WHAT YOU ARE ASKED TO DO
Write out all the material exactly. Leave nothing out.

INPUT

***

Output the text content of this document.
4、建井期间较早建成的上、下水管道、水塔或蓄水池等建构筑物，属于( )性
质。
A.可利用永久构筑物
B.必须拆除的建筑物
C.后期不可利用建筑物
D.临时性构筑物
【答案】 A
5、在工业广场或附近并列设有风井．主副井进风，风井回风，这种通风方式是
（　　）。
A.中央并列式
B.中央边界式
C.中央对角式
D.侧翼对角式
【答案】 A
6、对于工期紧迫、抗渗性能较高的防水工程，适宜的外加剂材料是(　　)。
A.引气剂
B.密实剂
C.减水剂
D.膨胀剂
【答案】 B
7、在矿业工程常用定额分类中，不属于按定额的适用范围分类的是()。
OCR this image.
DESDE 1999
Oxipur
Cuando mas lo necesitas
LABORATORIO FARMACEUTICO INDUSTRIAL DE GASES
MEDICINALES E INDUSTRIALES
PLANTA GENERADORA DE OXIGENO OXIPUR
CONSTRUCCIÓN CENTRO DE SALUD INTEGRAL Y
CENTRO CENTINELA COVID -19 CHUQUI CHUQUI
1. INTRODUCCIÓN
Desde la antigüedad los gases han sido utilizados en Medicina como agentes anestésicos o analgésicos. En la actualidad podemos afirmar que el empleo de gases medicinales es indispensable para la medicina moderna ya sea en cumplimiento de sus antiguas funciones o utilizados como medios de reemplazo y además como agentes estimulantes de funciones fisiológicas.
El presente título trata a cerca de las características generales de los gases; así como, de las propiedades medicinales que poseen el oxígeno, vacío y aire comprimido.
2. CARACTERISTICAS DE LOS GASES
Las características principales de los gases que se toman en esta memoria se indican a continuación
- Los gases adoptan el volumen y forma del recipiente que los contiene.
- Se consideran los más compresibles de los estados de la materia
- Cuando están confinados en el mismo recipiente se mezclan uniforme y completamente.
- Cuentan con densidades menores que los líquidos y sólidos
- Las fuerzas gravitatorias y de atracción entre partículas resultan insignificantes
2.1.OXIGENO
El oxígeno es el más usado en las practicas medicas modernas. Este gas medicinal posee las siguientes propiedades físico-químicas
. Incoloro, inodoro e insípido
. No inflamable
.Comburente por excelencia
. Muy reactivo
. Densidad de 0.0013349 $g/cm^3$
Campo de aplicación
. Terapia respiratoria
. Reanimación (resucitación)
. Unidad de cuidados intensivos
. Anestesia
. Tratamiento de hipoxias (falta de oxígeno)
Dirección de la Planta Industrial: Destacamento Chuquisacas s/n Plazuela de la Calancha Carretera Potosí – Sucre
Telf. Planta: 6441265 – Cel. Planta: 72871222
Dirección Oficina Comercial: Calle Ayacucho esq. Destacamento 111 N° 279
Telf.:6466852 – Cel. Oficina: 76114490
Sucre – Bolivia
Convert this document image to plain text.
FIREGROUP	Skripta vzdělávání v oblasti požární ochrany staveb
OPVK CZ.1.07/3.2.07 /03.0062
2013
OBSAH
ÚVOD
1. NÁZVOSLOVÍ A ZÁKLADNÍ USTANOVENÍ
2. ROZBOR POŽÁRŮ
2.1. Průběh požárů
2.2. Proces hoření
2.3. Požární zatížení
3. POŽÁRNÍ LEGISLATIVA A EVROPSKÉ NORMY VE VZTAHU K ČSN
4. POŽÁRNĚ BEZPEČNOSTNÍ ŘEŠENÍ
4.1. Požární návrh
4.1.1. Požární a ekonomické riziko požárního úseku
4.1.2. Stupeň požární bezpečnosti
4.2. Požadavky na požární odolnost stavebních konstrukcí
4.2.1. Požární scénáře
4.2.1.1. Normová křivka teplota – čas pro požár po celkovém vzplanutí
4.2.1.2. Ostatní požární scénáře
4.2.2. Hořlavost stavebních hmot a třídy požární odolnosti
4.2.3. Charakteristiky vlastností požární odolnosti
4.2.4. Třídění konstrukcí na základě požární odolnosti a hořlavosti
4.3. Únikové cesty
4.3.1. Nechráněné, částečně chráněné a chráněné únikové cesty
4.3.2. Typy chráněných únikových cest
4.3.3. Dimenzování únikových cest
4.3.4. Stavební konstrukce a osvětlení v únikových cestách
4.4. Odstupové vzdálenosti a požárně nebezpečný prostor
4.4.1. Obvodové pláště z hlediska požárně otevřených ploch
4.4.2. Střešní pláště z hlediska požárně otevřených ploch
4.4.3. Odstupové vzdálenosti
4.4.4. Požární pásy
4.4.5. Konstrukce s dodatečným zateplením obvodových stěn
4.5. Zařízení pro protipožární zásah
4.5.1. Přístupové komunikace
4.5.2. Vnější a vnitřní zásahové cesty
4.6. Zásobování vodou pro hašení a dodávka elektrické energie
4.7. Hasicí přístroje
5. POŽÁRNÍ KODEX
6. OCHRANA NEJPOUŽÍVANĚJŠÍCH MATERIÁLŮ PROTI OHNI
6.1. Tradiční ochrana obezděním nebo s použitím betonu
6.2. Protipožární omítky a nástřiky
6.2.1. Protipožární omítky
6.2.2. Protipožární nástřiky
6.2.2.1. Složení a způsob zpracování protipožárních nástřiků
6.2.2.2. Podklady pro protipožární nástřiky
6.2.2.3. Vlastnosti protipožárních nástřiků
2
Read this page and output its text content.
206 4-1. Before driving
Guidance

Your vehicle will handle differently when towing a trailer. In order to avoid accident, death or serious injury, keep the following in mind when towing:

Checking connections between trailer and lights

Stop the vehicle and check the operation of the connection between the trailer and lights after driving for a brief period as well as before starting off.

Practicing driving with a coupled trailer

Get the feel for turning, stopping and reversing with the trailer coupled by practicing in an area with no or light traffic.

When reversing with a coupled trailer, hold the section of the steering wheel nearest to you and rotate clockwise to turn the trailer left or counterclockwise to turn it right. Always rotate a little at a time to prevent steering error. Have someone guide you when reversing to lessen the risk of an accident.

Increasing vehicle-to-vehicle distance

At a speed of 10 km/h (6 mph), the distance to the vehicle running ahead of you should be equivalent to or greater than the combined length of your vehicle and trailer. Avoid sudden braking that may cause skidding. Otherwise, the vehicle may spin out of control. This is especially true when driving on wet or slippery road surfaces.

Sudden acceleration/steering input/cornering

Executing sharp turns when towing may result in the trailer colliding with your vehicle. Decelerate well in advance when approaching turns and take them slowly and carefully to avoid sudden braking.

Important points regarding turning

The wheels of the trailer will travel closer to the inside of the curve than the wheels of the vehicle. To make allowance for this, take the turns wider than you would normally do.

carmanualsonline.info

***

EXERCISE RESPONSE
Output the text content of this document.
4、建井期间较早建成的上、下水管道、水塔或蓄水池等建构筑物，属于( )性
质。
A.可利用永久构筑物
B.必须拆除的建筑物
C.后期不可利用建筑物
D.临时性构筑物
【答案】 A
5、在工业广场或附近并列设有风井．主副井进风，风井回风，这种通风方式是
（　　）。
A.中央并列式
B.中央边界式
C.中央对角式
D.侧翼对角式
【答案】 A
6、对于工期紧迫、抗渗性能较高的防水工程，适宜的外加剂材料是(　　)。
A.引气剂
B.密实剂
C.减水剂
D.膨胀剂
【答案】 B
7、在矿业工程常用定额分类中，不属于按定额的适用范围分类的是()。
OCR this image.
DESDE 1999
Oxipur
Cuando mas lo necesitas
LABORATORIO FARMACEUTICO INDUSTRIAL DE GASES
MEDICINALES E INDUSTRIALES
PLANTA GENERADORA DE OXIGENO OXIPUR
CONSTRUCCIÓN CENTRO DE SALUD INTEGRAL Y
CENTRO CENTINELA COVID -19 CHUQUI CHUQUI
1. INTRODUCCIÓN
Desde la antigüedad los gases han sido utilizados en Medicina como agentes anestésicos o analgésicos. En la actualidad podemos afirmar que el empleo de gases medicinales es indispensable para la medicina moderna ya sea en cumplimiento de sus antiguas funciones o utilizados como medios de reemplazo y además como agentes estimulantes de funciones fisiológicas.
El presente título trata a cerca de las características generales de los gases; así como, de las propiedades medicinales que poseen el oxígeno, vacío y aire comprimido.
2. CARACTERISTICAS DE LOS GASES
Las características principales de los gases que se toman en esta memoria se indican a continuación
- Los gases adoptan el volumen y forma del recipiente que los contiene.
- Se consideran los más compresibles de los estados de la materia
- Cuando están confinados en el mismo recipiente se mezclan uniforme y completamente.
- Cuentan con densidades menores que los líquidos y sólidos
- Las fuerzas gravitatorias y de atracción entre partículas resultan insignificantes
2.1.OXIGENO
El oxígeno es el más usado en las practicas medicas modernas. Este gas medicinal posee las siguientes propiedades físico-químicas
. Incoloro, inodoro e insípido
. No inflamable
.Comburente por excelencia
. Muy reactivo
. Densidad de 0.0013349 $g/cm^3$
Campo de aplicación
. Terapia respiratoria
. Reanimación (resucitación)
. Unidad de cuidados intensivos
. Anestesia
. Tratamiento de hipoxias (falta de oxígeno)
Dirección de la Planta Industrial: Destacamento Chuquisacas s/n Plazuela de la Calancha Carretera Potosí – Sucre
Telf. Planta: 6441265 – Cel. Planta: 72871222
Dirección Oficina Comercial: Calle Ayacucho esq. Destacamento 111 N° 279
Telf.:6466852 – Cel. Oficina: 76114490
Sucre – Bolivia
Convert this document image to plain text.
FIREGROUP	Skripta vzdělávání v oblasti požární ochrany staveb
OPVK CZ.1.07/3.2.07 /03.0062
2013
OBSAH
ÚVOD
1. NÁZVOSLOVÍ A ZÁKLADNÍ USTANOVENÍ
2. ROZBOR POŽÁRŮ
2.1. Průběh požárů
2.2. Proces hoření
2.3. Požární zatížení
3. POŽÁRNÍ LEGISLATIVA A EVROPSKÉ NORMY VE VZTAHU K ČSN
4. POŽÁRNĚ BEZPEČNOSTNÍ ŘEŠENÍ
4.1. Požární návrh
4.1.1. Požární a ekonomické riziko požárního úseku
4.1.2. Stupeň požární bezpečnosti
4.2. Požadavky na požární odolnost stavebních konstrukcí
4.2.1. Požární scénáře
4.2.1.1. Normová křivka teplota – čas pro požár po celkovém vzplanutí
4.2.1.2. Ostatní požární scénáře
4.2.2. Hořlavost stavebních hmot a třídy požární odolnosti
4.2.3. Charakteristiky vlastností požární odolnosti
4.2.4. Třídění konstrukcí na základě požární odolnosti a hořlavosti
4.3. Únikové cesty
4.3.1. Nechráněné, částečně chráněné a chráněné únikové cesty
4.3.2. Typy chráněných únikových cest
4.3.3. Dimenzování únikových cest
4.3.4. Stavební konstrukce a osvětlení v únikových cestách
4.4. Odstupové vzdálenosti a požárně nebezpečný prostor
4.4.1. Obvodové pláště z hlediska požárně otevřených ploch
4.4.2. Střešní pláště z hlediska požárně otevřených ploch
4.4.3. Odstupové vzdálenosti
4.4.4. Požární pásy
4.4.5. Konstrukce s dodatečným zateplením obvodových stěn
4.5. Zařízení pro protipožární zásah
4.5.1. Přístupové komunikace
4.5.2. Vnější a vnitřní zásahové cesty
4.6. Zásobování vodou pro hašení a dodávka elektrické energie
4.7. Hasicí přístroje
5. POŽÁRNÍ KODEX
6. OCHRANA NEJPOUŽÍVANĚJŠÍCH MATERIÁLŮ PROTI OHNI
6.1. Tradiční ochrana obezděním nebo s použitím betonu
6.2. Protipožární omítky a nástřiky
6.2.1. Protipožární omítky
6.2.2. Protipožární nástřiky
6.2.2.1. Složení a způsob zpracování protipožárních nástřiků
6.2.2.2. Podklady pro protipožární nástřiky
6.2.2.3. Vlastnosti protipožárních nástřiků
2
Read this page and output its text content.
206 4-1. Before driving
Guidance

Your vehicle will handle differently when towing a trailer. In order to avoid accident, death or serious injury, keep the following in mind when towing:

Checking connections between trailer and lights

Stop the vehicle and check the operation of the connection between the trailer and lights after driving for a brief period as well as before starting off.

Practicing driving with a coupled trailer

Get the feel for turning, stopping and reversing with the trailer coupled by practicing in an area with no or light traffic.

When reversing with a coupled trailer, hold the section of the steering wheel nearest to you and rotate clockwise to turn the trailer left or counterclockwise to turn it right. Always rotate a little at a time to prevent steering error. Have someone guide you when reversing to lessen the risk of an accident.

Increasing vehicle-to-vehicle distance

At a speed of 10 km/h (6 mph), the distance to the vehicle running ahead of you should be equivalent to or greater than the combined length of your vehicle and trailer. Avoid sudden braking that may cause skidding. Otherwise, the vehicle may spin out of control. This is especially true when driving on wet or slippery road surfaces.

Sudden acceleration/steering input/cornering

Executing sharp turns when towing may result in the trailer colliding with your vehicle. Decelerate well in advance when approaching turns and take them slowly and carefully to avoid sudden braking.

Important points regarding turning

The wheels of the trailer will travel closer to the inside of the curve than the wheels of the vehicle. To make allowance for this, take the turns wider than you would normally do.

carmanualsonline.info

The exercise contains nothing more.